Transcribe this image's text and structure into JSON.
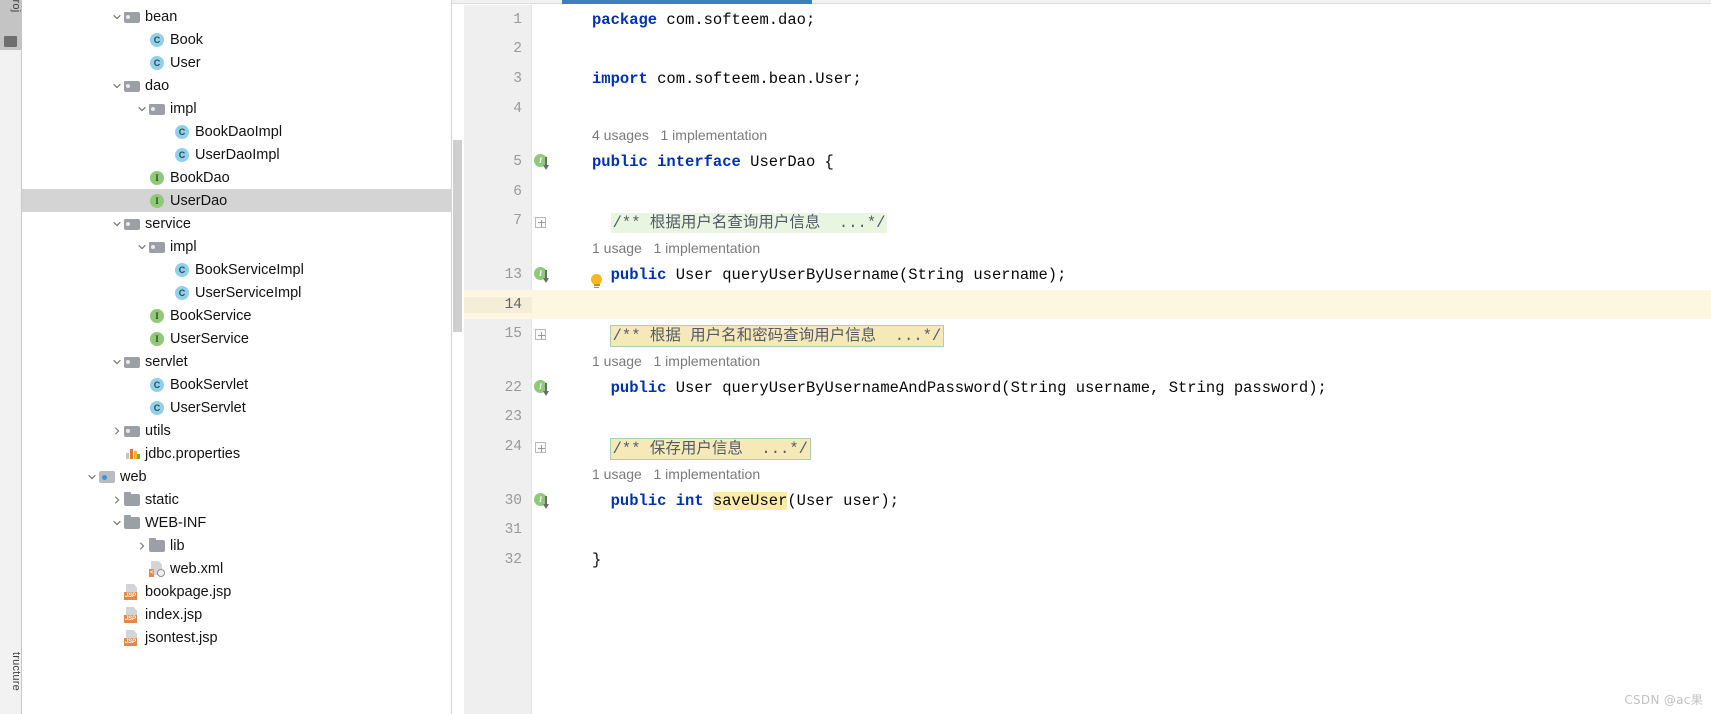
{
  "toolwindows": {
    "left_top_tab": "Proj",
    "left_bottom_tab": "tructure"
  },
  "project_tree": {
    "items": [
      {
        "label": "bean",
        "indent": 1,
        "arrow": "down",
        "icon": "folder",
        "selected": false
      },
      {
        "label": "Book",
        "indent": 2,
        "arrow": "none",
        "icon": "class",
        "selected": false
      },
      {
        "label": "User",
        "indent": 2,
        "arrow": "none",
        "icon": "class",
        "selected": false
      },
      {
        "label": "dao",
        "indent": 1,
        "arrow": "down",
        "icon": "folder",
        "selected": false
      },
      {
        "label": "impl",
        "indent": 2,
        "arrow": "down",
        "icon": "folder",
        "selected": false
      },
      {
        "label": "BookDaoImpl",
        "indent": 3,
        "arrow": "none",
        "icon": "class",
        "selected": false
      },
      {
        "label": "UserDaoImpl",
        "indent": 3,
        "arrow": "none",
        "icon": "class",
        "selected": false
      },
      {
        "label": "BookDao",
        "indent": 2,
        "arrow": "none",
        "icon": "interface",
        "selected": false
      },
      {
        "label": "UserDao",
        "indent": 2,
        "arrow": "none",
        "icon": "interface",
        "selected": true
      },
      {
        "label": "service",
        "indent": 1,
        "arrow": "down",
        "icon": "folder",
        "selected": false
      },
      {
        "label": "impl",
        "indent": 2,
        "arrow": "down",
        "icon": "folder",
        "selected": false
      },
      {
        "label": "BookServiceImpl",
        "indent": 3,
        "arrow": "none",
        "icon": "class",
        "selected": false
      },
      {
        "label": "UserServiceImpl",
        "indent": 3,
        "arrow": "none",
        "icon": "class",
        "selected": false
      },
      {
        "label": "BookService",
        "indent": 2,
        "arrow": "none",
        "icon": "interface",
        "selected": false
      },
      {
        "label": "UserService",
        "indent": 2,
        "arrow": "none",
        "icon": "interface",
        "selected": false
      },
      {
        "label": "servlet",
        "indent": 1,
        "arrow": "down",
        "icon": "folder",
        "selected": false
      },
      {
        "label": "BookServlet",
        "indent": 2,
        "arrow": "none",
        "icon": "class",
        "selected": false
      },
      {
        "label": "UserServlet",
        "indent": 2,
        "arrow": "none",
        "icon": "class",
        "selected": false
      },
      {
        "label": "utils",
        "indent": 1,
        "arrow": "right",
        "icon": "folder",
        "selected": false
      },
      {
        "label": "jdbc.properties",
        "indent": 1,
        "arrow": "none",
        "icon": "properties",
        "selected": false
      },
      {
        "label": "web",
        "indent": 0,
        "arrow": "down",
        "icon": "module",
        "selected": false
      },
      {
        "label": "static",
        "indent": 1,
        "arrow": "right",
        "icon": "folder2",
        "selected": false
      },
      {
        "label": "WEB-INF",
        "indent": 1,
        "arrow": "down",
        "icon": "folder2",
        "selected": false
      },
      {
        "label": "lib",
        "indent": 2,
        "arrow": "right",
        "icon": "folder2",
        "selected": false
      },
      {
        "label": "web.xml",
        "indent": 2,
        "arrow": "none",
        "icon": "xmlfile",
        "selected": false
      },
      {
        "label": "bookpage.jsp",
        "indent": 1,
        "arrow": "none",
        "icon": "jspfile",
        "selected": false
      },
      {
        "label": "index.jsp",
        "indent": 1,
        "arrow": "none",
        "icon": "jspfile",
        "selected": false
      },
      {
        "label": "jsontest.jsp",
        "indent": 1,
        "arrow": "none",
        "icon": "jspfile",
        "selected": false
      }
    ]
  },
  "editor": {
    "active_tab_accent": "#3d7ebd",
    "lines": [
      {
        "num": "1",
        "type": "code",
        "marker": "none",
        "fold": false,
        "bulb": false,
        "highlight": false,
        "segments": [
          {
            "t": "package",
            "c": "kw"
          },
          {
            "t": " com.softeem.dao;",
            "c": "plain"
          }
        ]
      },
      {
        "num": "2",
        "type": "code",
        "marker": "none",
        "fold": false,
        "bulb": false,
        "highlight": false,
        "segments": []
      },
      {
        "num": "3",
        "type": "code",
        "marker": "none",
        "fold": false,
        "bulb": false,
        "highlight": false,
        "segments": [
          {
            "t": "import",
            "c": "kw"
          },
          {
            "t": " com.softeem.bean.User;",
            "c": "plain"
          }
        ]
      },
      {
        "num": "4",
        "type": "code",
        "marker": "none",
        "fold": false,
        "bulb": false,
        "highlight": false,
        "segments": []
      },
      {
        "num": "",
        "type": "hint",
        "text": "4 usages   1 implementation"
      },
      {
        "num": "5",
        "type": "code",
        "marker": "impl",
        "fold": false,
        "bulb": false,
        "highlight": false,
        "segments": [
          {
            "t": "public",
            "c": "kw"
          },
          {
            "t": " ",
            "c": "plain"
          },
          {
            "t": "interface",
            "c": "kw"
          },
          {
            "t": " UserDao {",
            "c": "plain"
          }
        ]
      },
      {
        "num": "6",
        "type": "code",
        "marker": "none",
        "fold": false,
        "bulb": false,
        "highlight": false,
        "segments": []
      },
      {
        "num": "7",
        "type": "code",
        "marker": "none",
        "fold": true,
        "bulb": false,
        "highlight": false,
        "segments": [
          {
            "t": "  ",
            "c": "plain"
          },
          {
            "t": "/** 根据用户名查询用户信息  ...*/",
            "c": "cmt hl-green"
          }
        ]
      },
      {
        "num": "",
        "type": "hint",
        "text": "1 usage   1 implementation"
      },
      {
        "num": "13",
        "type": "code",
        "marker": "impl",
        "fold": false,
        "bulb": true,
        "highlight": false,
        "segments": [
          {
            "t": "  ",
            "c": "plain"
          },
          {
            "t": "public",
            "c": "kw"
          },
          {
            "t": " User queryUserByUsername(String username);",
            "c": "plain"
          }
        ]
      },
      {
        "num": "14",
        "type": "code",
        "marker": "none",
        "fold": false,
        "bulb": false,
        "highlight": true,
        "segments": []
      },
      {
        "num": "15",
        "type": "code",
        "marker": "none",
        "fold": true,
        "bulb": false,
        "highlight": false,
        "segments": [
          {
            "t": "  ",
            "c": "plain"
          },
          {
            "t": "/** 根据 用户名和密码查询用户信息  ...*/",
            "c": "cmt hl-yellow"
          }
        ]
      },
      {
        "num": "",
        "type": "hint",
        "text": "1 usage   1 implementation"
      },
      {
        "num": "22",
        "type": "code",
        "marker": "impl",
        "fold": false,
        "bulb": false,
        "highlight": false,
        "segments": [
          {
            "t": "  ",
            "c": "plain"
          },
          {
            "t": "public",
            "c": "kw"
          },
          {
            "t": " User queryUserByUsernameAndPassword(String username, String password);",
            "c": "plain"
          }
        ]
      },
      {
        "num": "23",
        "type": "code",
        "marker": "none",
        "fold": false,
        "bulb": false,
        "highlight": false,
        "segments": []
      },
      {
        "num": "24",
        "type": "code",
        "marker": "none",
        "fold": true,
        "bulb": false,
        "highlight": false,
        "segments": [
          {
            "t": "  ",
            "c": "plain"
          },
          {
            "t": "/** 保存用户信息  ...*/",
            "c": "cmt hl-yellow"
          }
        ]
      },
      {
        "num": "",
        "type": "hint",
        "text": "1 usage   1 implementation"
      },
      {
        "num": "30",
        "type": "code",
        "marker": "impl",
        "fold": false,
        "bulb": false,
        "highlight": false,
        "segments": [
          {
            "t": "  ",
            "c": "plain"
          },
          {
            "t": "public",
            "c": "kw"
          },
          {
            "t": " ",
            "c": "plain"
          },
          {
            "t": "int",
            "c": "kw"
          },
          {
            "t": " ",
            "c": "plain"
          },
          {
            "t": "saveUser",
            "c": "plain hl-ident"
          },
          {
            "t": "(User user);",
            "c": "plain"
          }
        ]
      },
      {
        "num": "31",
        "type": "code",
        "marker": "none",
        "fold": false,
        "bulb": false,
        "highlight": false,
        "segments": []
      },
      {
        "num": "32",
        "type": "code",
        "marker": "none",
        "fold": false,
        "bulb": false,
        "highlight": false,
        "segments": [
          {
            "t": "}",
            "c": "plain"
          }
        ]
      }
    ]
  },
  "watermark": "CSDN @ac果"
}
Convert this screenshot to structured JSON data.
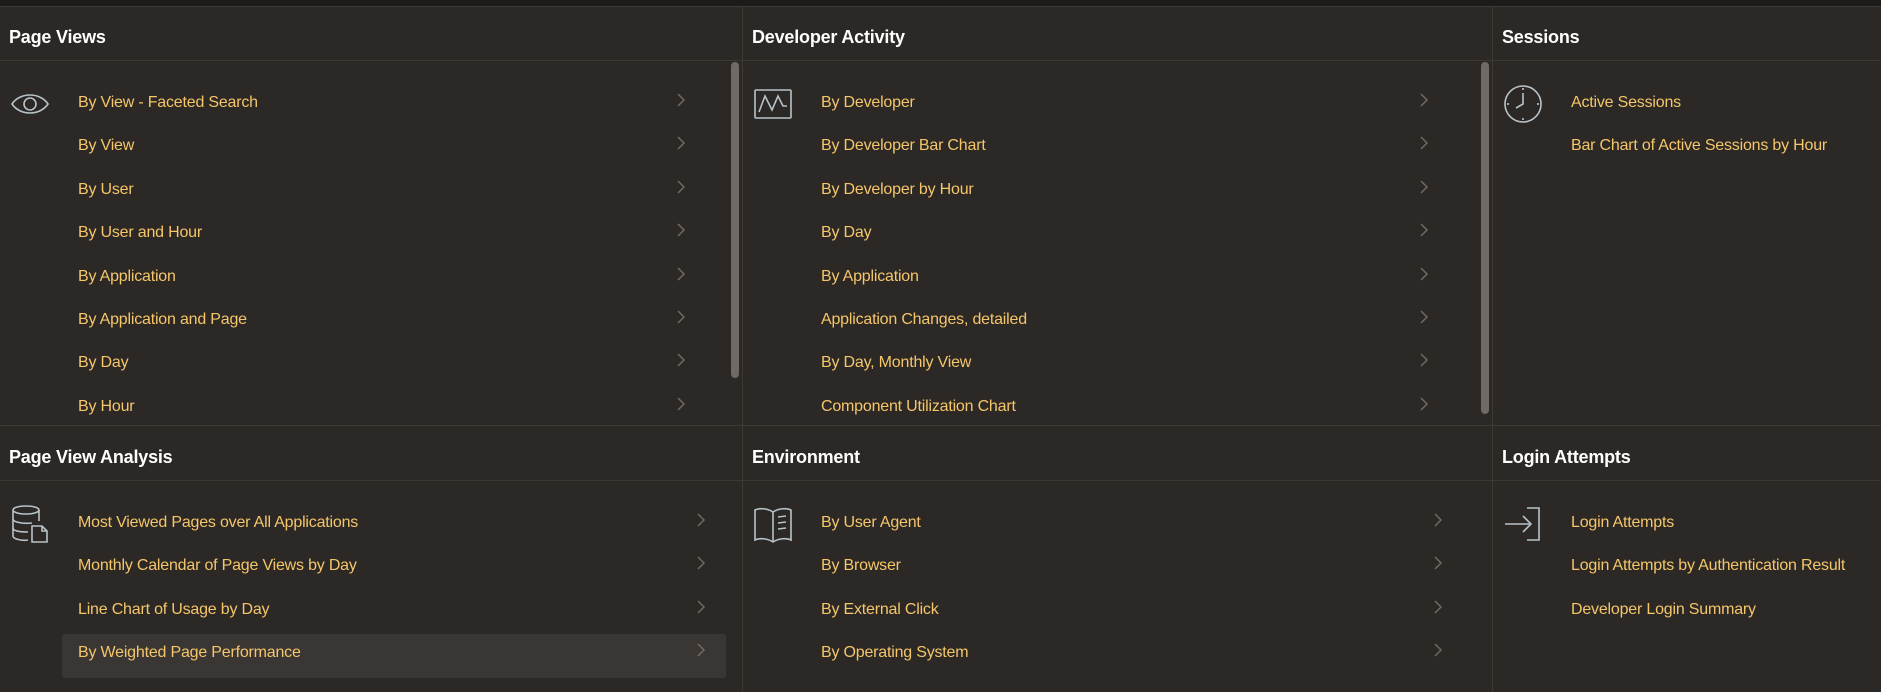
{
  "panels": {
    "page_views": {
      "title": "Page Views",
      "icon": "eye-icon",
      "items": [
        "By View - Faceted Search",
        "By View",
        "By User",
        "By User and Hour",
        "By Application",
        "By Application and Page",
        "By Day",
        "By Hour"
      ]
    },
    "developer_activity": {
      "title": "Developer Activity",
      "icon": "activity-chart-icon",
      "items": [
        "By Developer",
        "By Developer Bar Chart",
        "By Developer by Hour",
        "By Day",
        "By Application",
        "Application Changes, detailed",
        "By Day, Monthly View",
        "Component Utilization Chart"
      ]
    },
    "sessions": {
      "title": "Sessions",
      "icon": "clock-icon",
      "items": [
        "Active Sessions",
        "Bar Chart of Active Sessions by Hour"
      ]
    },
    "page_view_analysis": {
      "title": "Page View Analysis",
      "icon": "database-document-icon",
      "items": [
        "Most Viewed Pages over All Applications",
        "Monthly Calendar of Page Views by Day",
        "Line Chart of Usage by Day",
        "By Weighted Page Performance"
      ]
    },
    "environment": {
      "title": "Environment",
      "icon": "open-book-icon",
      "items": [
        "By User Agent",
        "By Browser",
        "By External Click",
        "By Operating System"
      ]
    },
    "login_attempts": {
      "title": "Login Attempts",
      "icon": "sign-in-icon",
      "items": [
        "Login Attempts",
        "Login Attempts by Authentication Result",
        "Developer Login Summary"
      ]
    }
  },
  "colors": {
    "background": "#2b2825",
    "link": "#f5c66a",
    "title": "#ffffff",
    "chevron": "#6f6a65",
    "icon": "#b7c3c9"
  }
}
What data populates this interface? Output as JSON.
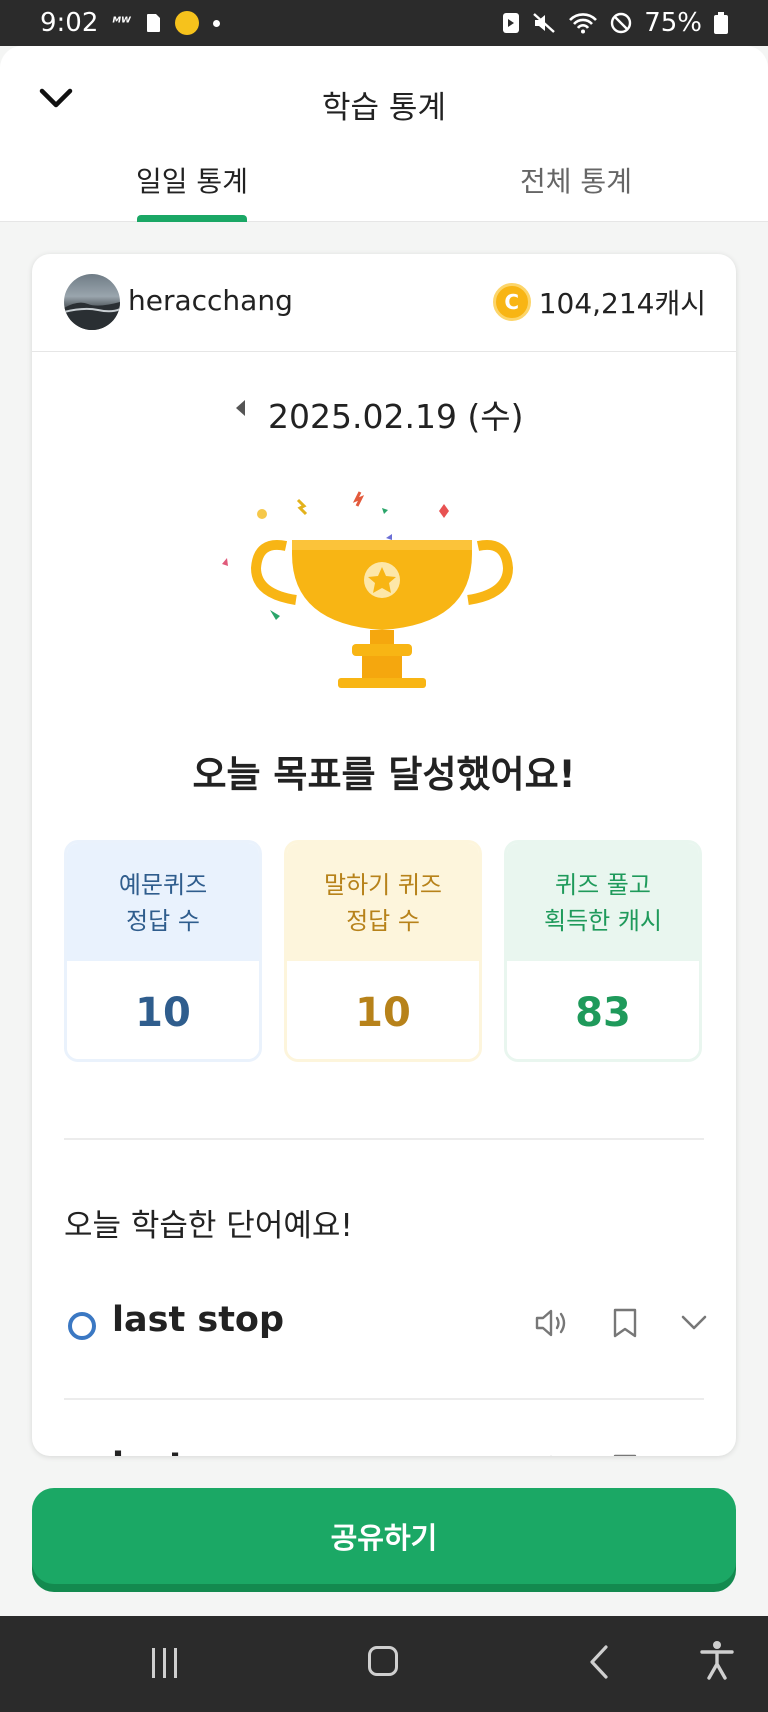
● ● ●
Find every line in the records above that holds the word "String", and copy each one.

**Task response:**
            "t": " User queryUserByUsername(String username);",
            "t": " User queryUserByUsernameAndPassword(String username, String password);",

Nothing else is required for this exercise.